Lines of data
━━━━

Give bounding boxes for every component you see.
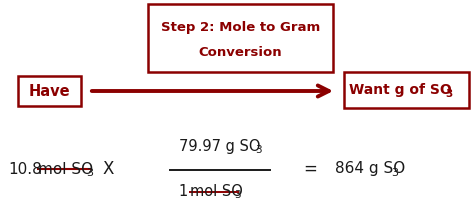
Text: mol SO: mol SO (38, 162, 93, 177)
FancyBboxPatch shape (18, 76, 81, 106)
Text: X: X (102, 160, 114, 178)
Text: =: = (303, 160, 317, 178)
Text: Step 2: Mole to Gram: Step 2: Mole to Gram (161, 21, 320, 34)
Text: 3: 3 (445, 89, 452, 98)
Text: 79.97 g SO: 79.97 g SO (179, 140, 261, 155)
Text: 864 g SO: 864 g SO (335, 162, 405, 177)
Text: Have: Have (29, 83, 70, 98)
Text: 3: 3 (234, 190, 241, 201)
FancyArrowPatch shape (92, 85, 329, 97)
Text: 10.8: 10.8 (8, 162, 42, 177)
Text: mol SO: mol SO (190, 184, 243, 199)
FancyBboxPatch shape (344, 72, 469, 108)
Text: 1: 1 (178, 184, 187, 199)
Text: Want g of SO: Want g of SO (349, 83, 452, 97)
Text: 3: 3 (86, 168, 93, 178)
Text: Conversion: Conversion (199, 46, 283, 59)
FancyBboxPatch shape (148, 4, 333, 72)
Text: 3: 3 (255, 145, 261, 155)
Text: 3: 3 (391, 168, 398, 178)
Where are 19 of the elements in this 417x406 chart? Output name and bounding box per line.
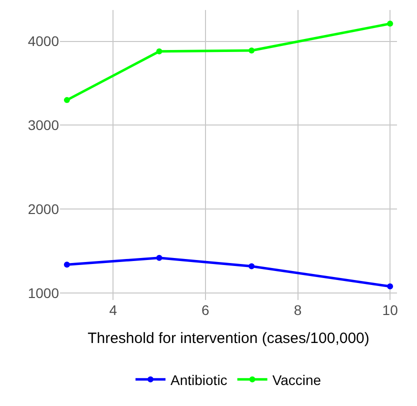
x-tick-label: 10 xyxy=(382,302,398,318)
legend-label: Antibiotic xyxy=(170,372,228,388)
x-tick-label: 8 xyxy=(294,302,302,318)
x-tick-label: 6 xyxy=(202,302,210,318)
point xyxy=(248,263,255,270)
point xyxy=(387,20,394,27)
y-tick-label: 2000 xyxy=(28,201,60,218)
legend-label: Vaccine xyxy=(272,372,322,388)
x-tick-label: 4 xyxy=(109,302,118,318)
point xyxy=(387,283,394,290)
point xyxy=(64,262,70,268)
y-tick-label: 1000 xyxy=(28,285,60,302)
point xyxy=(64,97,70,104)
y-tick-label: 3000 xyxy=(28,117,60,134)
x-axis-title: Threshold for intervention (cases/100,000) xyxy=(88,330,370,347)
y-tick-label: 4000 xyxy=(28,33,60,50)
point xyxy=(248,48,255,54)
point xyxy=(156,254,162,261)
point xyxy=(156,48,162,54)
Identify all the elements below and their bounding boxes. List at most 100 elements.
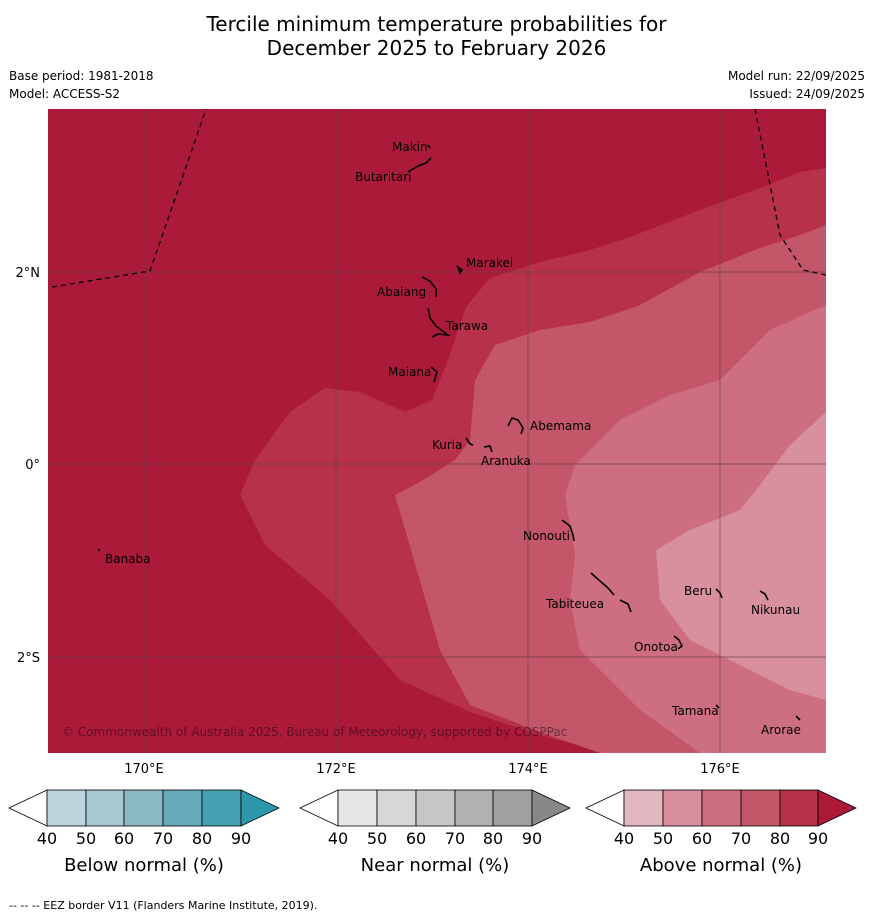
eez-borders — [51, 109, 826, 288]
label-tarawa: Tarawa — [445, 319, 488, 333]
colorbar-ticks: 40 50 60 70 80 90 40 50 60 70 80 90 40 5… — [37, 829, 828, 848]
island-nonouti — [561, 519, 575, 542]
cb-above-tick-70: 70 — [731, 829, 751, 848]
cb-below-tick-80: 80 — [192, 829, 212, 848]
colorbar-below — [8, 789, 280, 827]
cb-near-tick-50: 50 — [367, 829, 387, 848]
lat-tick-labels: 2°N 0° 2°S — [16, 266, 41, 666]
cb-above-seg-2 — [662, 789, 703, 827]
label-abaiang: Abaiang — [377, 285, 426, 299]
eez-border-east — [754, 109, 826, 276]
cb-below-tick-70: 70 — [153, 829, 173, 848]
cb-below-label: Below normal (%) — [64, 855, 224, 876]
place-labels: Makin Butaritari Marakei Abaiang Tarawa … — [105, 140, 801, 737]
cb-above-tick-90: 90 — [808, 829, 828, 848]
cb-near-seg-5 — [492, 789, 533, 827]
cb-near-tick-60: 60 — [406, 829, 426, 848]
island-marakei — [456, 264, 464, 275]
cb-near-arrow-high — [531, 789, 571, 827]
islands — [97, 144, 801, 721]
lon-tick-labels: 170°E 172°E 174°E 176°E — [124, 762, 740, 777]
island-butaritari — [407, 157, 432, 173]
model-run: Model run: 22/09/2025 — [727, 69, 865, 83]
cb-above-arrow-low — [585, 789, 625, 827]
base-period: Base period: 1981-2018 — [9, 69, 154, 83]
cb-near-tick-70: 70 — [445, 829, 465, 848]
label-aranuka: Aranuka — [481, 454, 531, 468]
cb-near-tick-40: 40 — [328, 829, 348, 848]
label-onotoa: Onotoa — [634, 640, 678, 654]
label-nikunau: Nikunau — [751, 603, 800, 617]
meta-right: Model run: 22/09/2025 Issued: 24/09/2025 — [728, 67, 865, 103]
island-banaba — [97, 548, 101, 552]
lat-label-2s: 2°S — [17, 651, 40, 666]
island-tarawa — [427, 307, 451, 338]
copyright-notice: © Commonwealth of Australia 2025, Bureau… — [62, 725, 567, 739]
cb-near-tick-90: 90 — [522, 829, 542, 848]
cb-below-arrow-high — [240, 789, 280, 827]
cb-below-seg-5 — [201, 789, 242, 827]
island-beru — [715, 588, 723, 599]
probability-contours — [48, 109, 826, 753]
cb-near-label: Near normal (%) — [361, 855, 510, 876]
meta-left: Base period: 1981-2018 Model: ACCESS-S2 — [9, 67, 154, 103]
lon-label-176e: 176°E — [700, 762, 740, 777]
lat-label-2n: 2°N — [16, 266, 41, 281]
cb-near-arrow-low — [299, 789, 339, 827]
eez-footer-note: -- -- -- EEZ border V11 (Flanders Marine… — [9, 899, 318, 912]
contour-50 — [656, 412, 826, 700]
cb-below-arrow-low — [8, 789, 48, 827]
cb-above-tick-60: 60 — [692, 829, 712, 848]
label-butaritari: Butaritari — [355, 170, 412, 184]
label-tabiteuea: Tabiteuea — [545, 597, 604, 611]
eez-border-west — [51, 109, 207, 288]
cb-below-tick-50: 50 — [76, 829, 96, 848]
label-arorae: Arorae — [761, 723, 801, 737]
island-arorae — [795, 715, 801, 721]
cb-above-arrow-high — [817, 789, 857, 827]
cb-below-seg-1 — [46, 789, 87, 827]
cb-near-seg-2 — [376, 789, 417, 827]
island-makin — [427, 144, 431, 149]
island-kuria — [465, 437, 474, 446]
colorbar-near — [299, 789, 571, 827]
title-line-2: December 2025 to February 2026 — [266, 36, 607, 60]
issued-date: Issued: 24/09/2025 — [749, 87, 865, 101]
island-abemama — [507, 417, 524, 435]
cb-near-seg-1 — [337, 789, 378, 827]
label-banaba: Banaba — [105, 552, 151, 566]
cb-below-tick-90: 90 — [231, 829, 251, 848]
model-name: Model: ACCESS-S2 — [9, 87, 121, 101]
label-maiana: Maiana — [388, 365, 431, 379]
label-abemama: Abemama — [530, 419, 591, 433]
cb-above-seg-5 — [779, 789, 819, 827]
cb-near-seg-3 — [415, 789, 456, 827]
cb-above-label: Above normal (%) — [640, 855, 802, 876]
lon-label-174e: 174°E — [508, 762, 548, 777]
island-maiana — [430, 366, 438, 383]
cb-below-seg-3 — [123, 789, 164, 827]
cb-near-seg-4 — [454, 789, 494, 827]
label-kuria: Kuria — [432, 438, 463, 452]
island-abaiang — [421, 276, 437, 297]
colorbar-labels: Below normal (%) Near normal (%) Above n… — [64, 855, 802, 876]
lat-label-0: 0° — [25, 458, 40, 473]
forecast-map: Makin Butaritari Marakei Abaiang Tarawa … — [8, 109, 857, 876]
lat-lon-grid — [48, 109, 826, 753]
island-onotoa — [673, 635, 684, 650]
label-tamana: Tamana — [671, 704, 719, 718]
label-beru: Beru — [684, 584, 712, 598]
cb-near-tick-80: 80 — [483, 829, 503, 848]
title-line-1: Tercile minimum temperature probabilitie… — [206, 12, 667, 36]
label-makin: Makin — [392, 140, 428, 154]
cb-below-seg-4 — [162, 789, 203, 827]
colorbar-above — [585, 789, 857, 827]
map-title: Tercile minimum temperature probabilitie… — [0, 12, 873, 60]
island-tabiteuea — [590, 572, 632, 613]
lon-label-170e: 170°E — [124, 762, 164, 777]
cb-above-seg-3 — [701, 789, 742, 827]
island-tamana — [715, 704, 720, 709]
cb-above-tick-50: 50 — [653, 829, 673, 848]
island-aranuka — [483, 445, 493, 453]
cb-below-seg-2 — [85, 789, 125, 827]
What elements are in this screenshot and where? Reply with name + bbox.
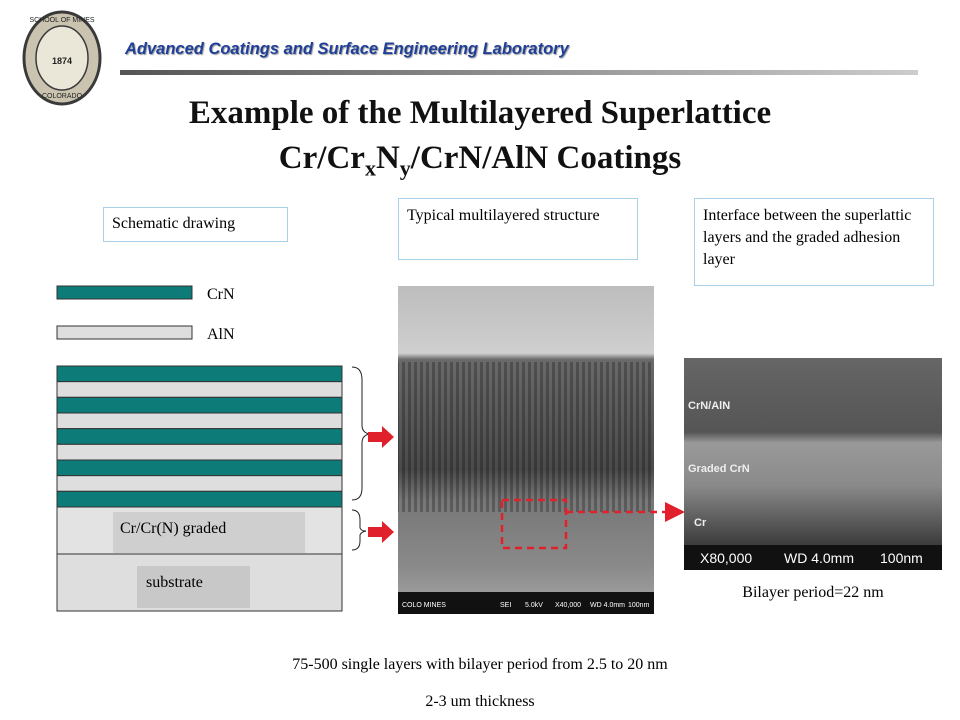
sem-info-bar: [398, 592, 654, 614]
header-rule: [120, 70, 918, 75]
layer-stack: [56, 365, 343, 508]
aln-layer: [56, 475, 343, 492]
arrow: [368, 426, 394, 448]
logo-text: COLORADO: [42, 93, 83, 100]
layer-label: substrate: [146, 574, 203, 591]
caption: Schematic drawing: [103, 207, 288, 242]
crn-layer: [56, 365, 343, 383]
title-sub: x: [364, 155, 376, 181]
sem-label: SEI: [500, 602, 511, 609]
legend-crn: [56, 285, 193, 300]
aln-layer: [56, 381, 343, 398]
sem-label: WD 4.0mm: [784, 550, 854, 566]
title-part: N: [375, 140, 400, 176]
aln-layer: [56, 412, 343, 430]
sem-label: X80,000: [700, 550, 752, 566]
title-sub: y: [399, 155, 411, 181]
sem-layer-label: Cr: [694, 517, 707, 529]
bilayer-note: Bilayer period=22 nm: [742, 584, 884, 601]
sem-image: [684, 358, 942, 570]
title-part: /CrN/AlN Coatings: [410, 140, 682, 176]
sem-label: WD 4.0mm: [590, 602, 625, 609]
sem-layer-label: CrN/AlN: [688, 400, 730, 412]
arrow: [368, 521, 394, 543]
legend-label: CrN: [207, 286, 235, 303]
aln-layer: [56, 443, 343, 461]
sem-layer-label: Graded CrN: [688, 463, 750, 475]
layer-label: Cr/Cr(N) graded: [120, 520, 227, 537]
crn-layer: [56, 459, 343, 477]
sem-columns: [398, 362, 654, 512]
zoom-box: [500, 498, 568, 550]
logo-text: SCHOOL OF MINES: [29, 17, 94, 24]
logo-inner: [35, 25, 89, 91]
footer-text: 75-500 single layers with bilayer period…: [292, 656, 668, 673]
graded-label-box: [113, 512, 305, 553]
sem-label: X40,000: [555, 602, 581, 609]
title: Cr/CrxNy/CrN/AlN Coatings: [0, 140, 960, 182]
crn-layer: [56, 428, 343, 445]
legend-aln: [56, 325, 193, 340]
title-part: Cr/Cr: [278, 140, 365, 176]
caption: Typical multilayered structure: [398, 198, 638, 260]
brace: [351, 509, 367, 551]
title: Example of the Multilayered Superlattice: [188, 95, 772, 131]
caption: Interface between the superlattic layers…: [694, 198, 934, 286]
logo-year: 1874: [52, 56, 72, 66]
substrate-label-box: [137, 566, 250, 608]
legend-label: AlN: [207, 326, 235, 343]
crn-layer: [56, 396, 343, 414]
sem-info-bar: [684, 545, 942, 570]
crn-layer: [56, 490, 343, 508]
lab-name: Advanced Coatings and Surface Engineerin…: [125, 40, 569, 58]
sem-label: 100nm: [880, 550, 923, 566]
footer-text: 2-3 um thickness: [425, 693, 535, 710]
brace: [351, 366, 371, 501]
sem-label: COLO MINES: [402, 602, 446, 609]
sem-label: 100nm: [628, 602, 650, 609]
sem-label: 5.0kV: [525, 602, 543, 609]
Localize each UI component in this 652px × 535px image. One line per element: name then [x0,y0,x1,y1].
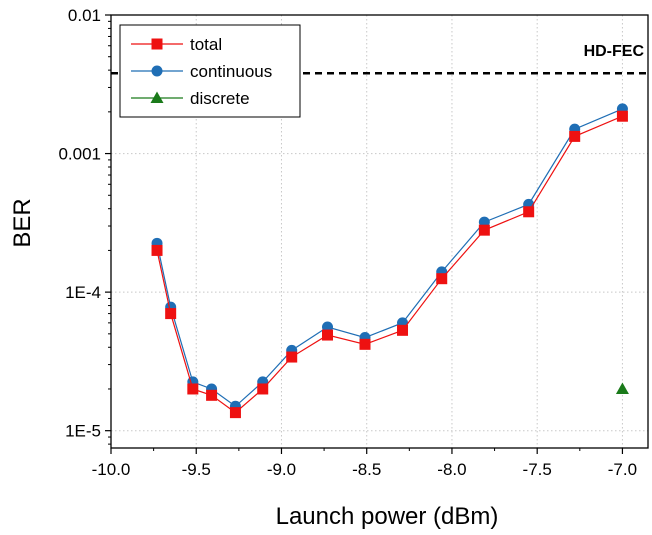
legend-item-continuous: continuous [131,62,272,81]
data-point-total [187,383,199,395]
hd-fec-label: HD-FEC [584,43,645,60]
y-axis-title: BER [9,198,36,247]
series-line-continuous [156,108,623,408]
data-point-total [523,206,535,218]
data-point-total [359,338,371,350]
data-point-total [569,130,581,142]
x-tick-label: -9.0 [267,460,296,479]
axes-layer: -10.0 -9.5 -9.0 -8.5 -8.0 -7.5 -7.0 1E-5 1E-4 0.0… [58,6,637,479]
x-tick-label: -8.0 [437,460,466,479]
legend-marker-discrete [150,91,164,103]
legend-label-continuous: continuous [190,62,272,81]
series-line-total [156,115,623,414]
legend-marker-total [151,38,163,50]
x-tick-label: -7.5 [523,460,552,479]
legend-marker-continuous [151,65,163,77]
data-point-total [397,324,409,336]
series-total [151,110,628,419]
data-point-total [436,273,448,285]
data-point-total [206,389,218,401]
legend-item-discrete: discrete [131,89,250,108]
data-point-total [165,308,177,320]
data-point-total [229,407,241,419]
data-point-total [151,244,163,256]
legend-label-total: total [190,35,222,54]
x-tick-label: -10.0 [92,460,131,479]
series-layer [151,103,629,419]
x-axis-title: Launch power (dBm) [276,503,499,530]
data-point-total [478,224,490,236]
series-discrete [615,382,629,394]
data-point-total [257,383,269,395]
data-point-discrete [615,382,629,394]
x-tick-label: -8.5 [352,460,381,479]
y-tick-label: 0.001 [58,145,101,164]
data-point-total [322,329,334,341]
data-point-total [616,110,628,122]
legend-label-discrete: discrete [190,89,250,108]
x-tick-label: -9.5 [182,460,211,479]
y-tick-label: 1E-4 [65,283,101,302]
legend-item-total: total [131,35,222,54]
plot-frame [110,14,649,449]
legend: total continuous discrete [119,24,301,118]
data-point-total [286,351,298,363]
series-continuous [151,103,628,412]
x-tick-label: -7.0 [608,460,637,479]
y-tick-label: 0.01 [68,6,101,25]
y-tick-label: 1E-5 [65,422,101,441]
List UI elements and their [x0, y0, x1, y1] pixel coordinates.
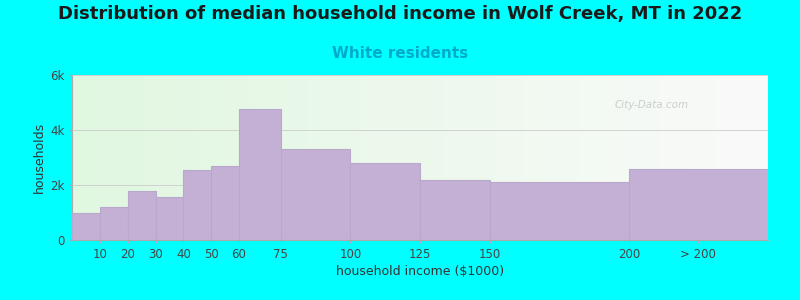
Bar — [490, 182, 629, 240]
X-axis label: household income ($1000): household income ($1000) — [336, 265, 504, 278]
Bar — [128, 190, 155, 240]
Bar — [100, 207, 128, 240]
Text: City-Data.com: City-Data.com — [615, 100, 689, 110]
Bar — [183, 170, 211, 240]
Text: Distribution of median household income in Wolf Creek, MT in 2022: Distribution of median household income … — [58, 4, 742, 22]
Bar — [72, 212, 100, 240]
Bar — [239, 110, 281, 240]
Bar — [281, 149, 350, 240]
Bar — [420, 179, 490, 240]
Y-axis label: households: households — [33, 122, 46, 193]
Text: White residents: White residents — [332, 46, 468, 62]
Bar — [629, 169, 768, 240]
Bar — [155, 197, 183, 240]
Bar — [350, 163, 420, 240]
Bar — [211, 166, 239, 240]
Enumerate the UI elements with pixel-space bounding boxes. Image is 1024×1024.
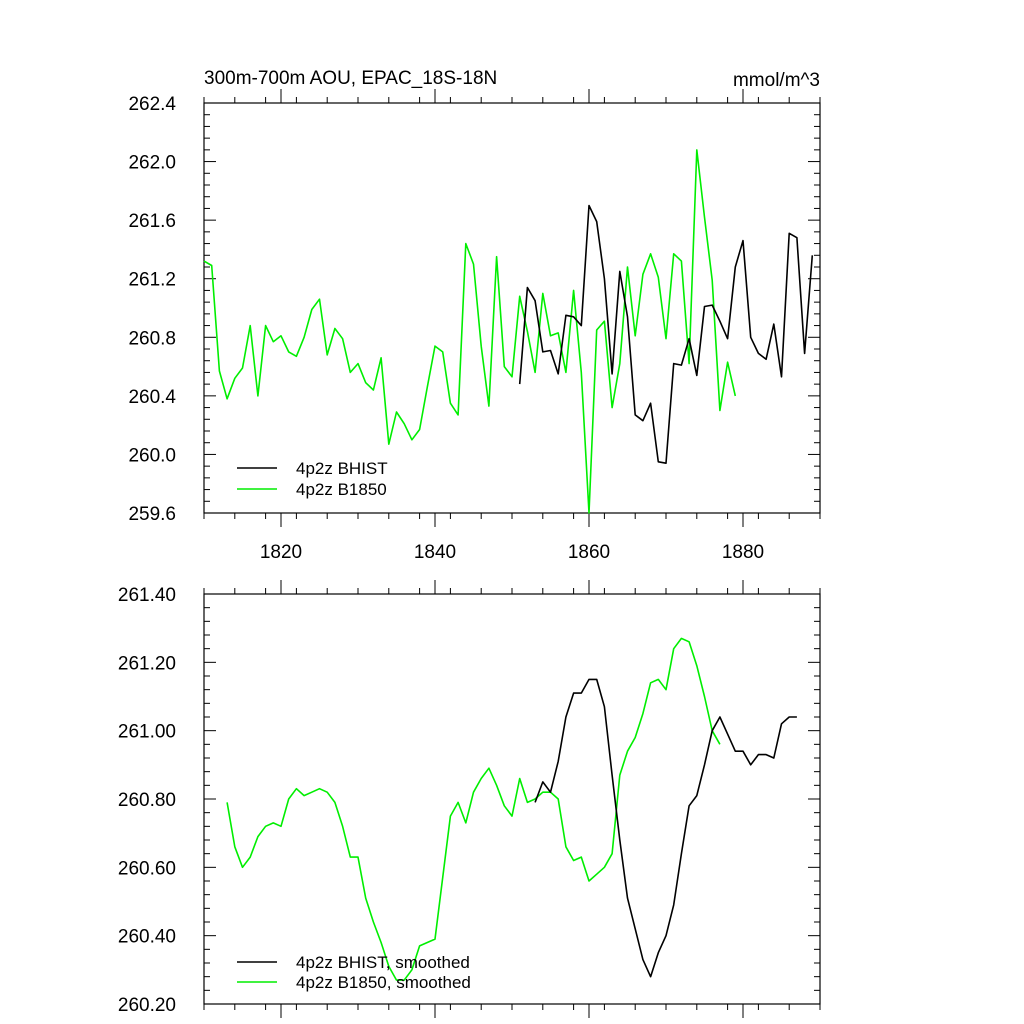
- y-tick-label: 260.20: [118, 995, 176, 1016]
- legend-label-b1850-smoothed: 4p2z B1850, smoothed: [296, 973, 471, 992]
- series-line-bhist: [518, 204, 814, 465]
- y-tick-label: 262.0: [128, 153, 176, 174]
- y-tick-label: 260.80: [118, 790, 176, 811]
- y-tick-label: 261.20: [118, 653, 176, 674]
- y-tick-label: 260.4: [128, 387, 176, 408]
- y-tick-label: 260.8: [128, 328, 176, 349]
- y-tick-label: 261.40: [118, 585, 176, 606]
- y-tick-label: 262.4: [128, 94, 176, 115]
- series-line-b1850: [203, 149, 737, 514]
- legend-label-bhist: 4p2z BHIST: [296, 459, 388, 478]
- panel-top: 300m-700m AOU, EPAC_18S-18N mmol/m^3 259…: [128, 68, 821, 563]
- legend-label-bhist-smoothed: 4p2z BHIST, smoothed: [296, 953, 470, 972]
- series-layer-top: [203, 149, 814, 514]
- x-tick-label: 1840: [414, 542, 456, 563]
- x-tick-label: 1820: [260, 542, 302, 563]
- series-line-bhist: [534, 678, 797, 978]
- y-tick-label: 259.6: [128, 504, 176, 525]
- y-tick-label: 260.0: [128, 445, 176, 466]
- units-label: mmol/m^3: [733, 70, 820, 91]
- y-tick-label: 261.6: [128, 211, 176, 232]
- y-tick-label: 260.60: [118, 858, 176, 879]
- x-tick-label: 1860: [568, 542, 610, 563]
- y-tick-label: 261.00: [118, 722, 176, 743]
- plot-frame-top: [203, 102, 821, 514]
- legend-bottom: 4p2z BHIST, smoothed 4p2z B1850, smoothe…: [237, 953, 471, 992]
- chart-title: 300m-700m AOU, EPAC_18S-18N: [204, 68, 497, 89]
- plot-frame-bottom: [203, 593, 821, 1005]
- y-tick-label: 261.2: [128, 270, 176, 291]
- panel-bottom: 260.20 260.40 260.60 260.80 261.00 261.20 261.…: [118, 580, 821, 1018]
- series-line-b1850: [226, 637, 721, 981]
- x-tick-label: 1880: [722, 542, 764, 563]
- legend-top: 4p2z BHIST 4p2z B1850: [237, 459, 388, 499]
- y-tick-label: 260.40: [118, 927, 176, 948]
- legend-label-b1850: 4p2z B1850: [296, 480, 387, 499]
- axis-ticks-bottom: 260.20 260.40 260.60 260.80 261.00 261.20 261.…: [118, 580, 821, 1018]
- series-layer-bottom: [226, 637, 797, 981]
- axis-ticks-top: 259.6 260.0 260.4 260.8 261.2 261.6 262.0 262.4…: [128, 89, 821, 563]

━━━━

*WHAT IS BEING ASKED*. Pull out every line in the records above that contains the string "their", and copy each one in full.

*FULL ANSWER*.
Identify all the elements below and their bounding boxes. List at most 100 elements.
List UI elements and their [x0, y0, x1, y1] pixel coordinates.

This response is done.